### GOAL OF THE EXERCISE:
In the records that follow, show each line where the word "studies" is present.

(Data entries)
'''

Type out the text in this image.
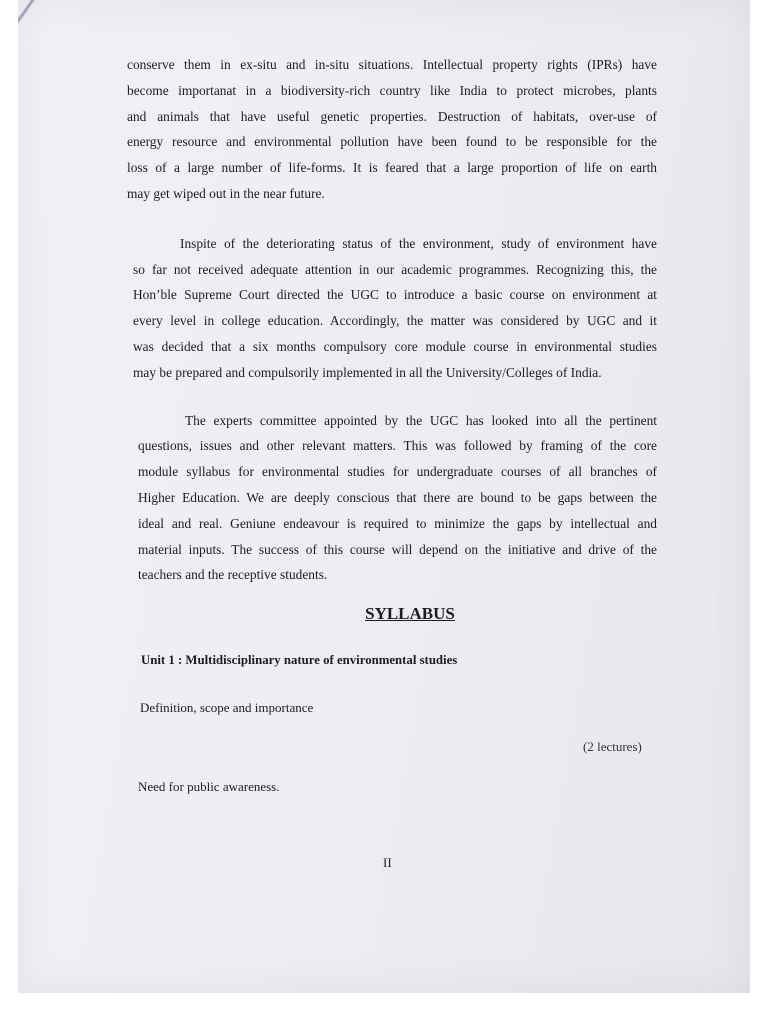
conserve them in ex-situ and in-situ situations. Intellectual property rights (IPRs) have
become importanat in a biodiversity-rich country like India to protect microbes, plants
and animals that have useful genetic properties. Destruction of habitats, over-use of
energy resource and environmental pollution have been found to be responsible for the
loss of a large number of life-forms. It is feared that a large proportion of life on earth
may get wiped out in the near future.

Inspite of the deteriorating status of the environment, study of environment have
so far not received adequate attention in our academic programmes. Recognizing this, the
Hon’ble Supreme Court directed the UGC to introduce a basic course on environment at
every level in college education. Accordingly, the matter was considered by UGC and it
was decided that a six months compulsory core module course in environmental studies
may be prepared and compulsorily implemented in all the University/Colleges of India.

The experts committee appointed by the UGC has looked into all the pertinent
questions, issues and other relevant matters. This was followed by framing of the core
module syllabus for environmental studies for undergraduate courses of all branches of
Higher Education. We are deeply conscious that there are bound to be gaps between the
ideal and real. Geniune endeavour is required to minimize the gaps by intellectual and
material inputs. The success of this course will depend on the initiative and drive of the
teachers and the receptive students.

SYLLABUS
Unit 1 : Multidisciplinary nature of environmental studies
Definition, scope and importance
(2 lectures)
Need for public awareness.
II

'''

### ANSWER TO THIS PROBLEM:
was decided that a six months compulsory core module course in environmental studies
module syllabus for environmental studies for undergraduate courses of all branches of
Unit 1 : Multidisciplinary nature of environmental studies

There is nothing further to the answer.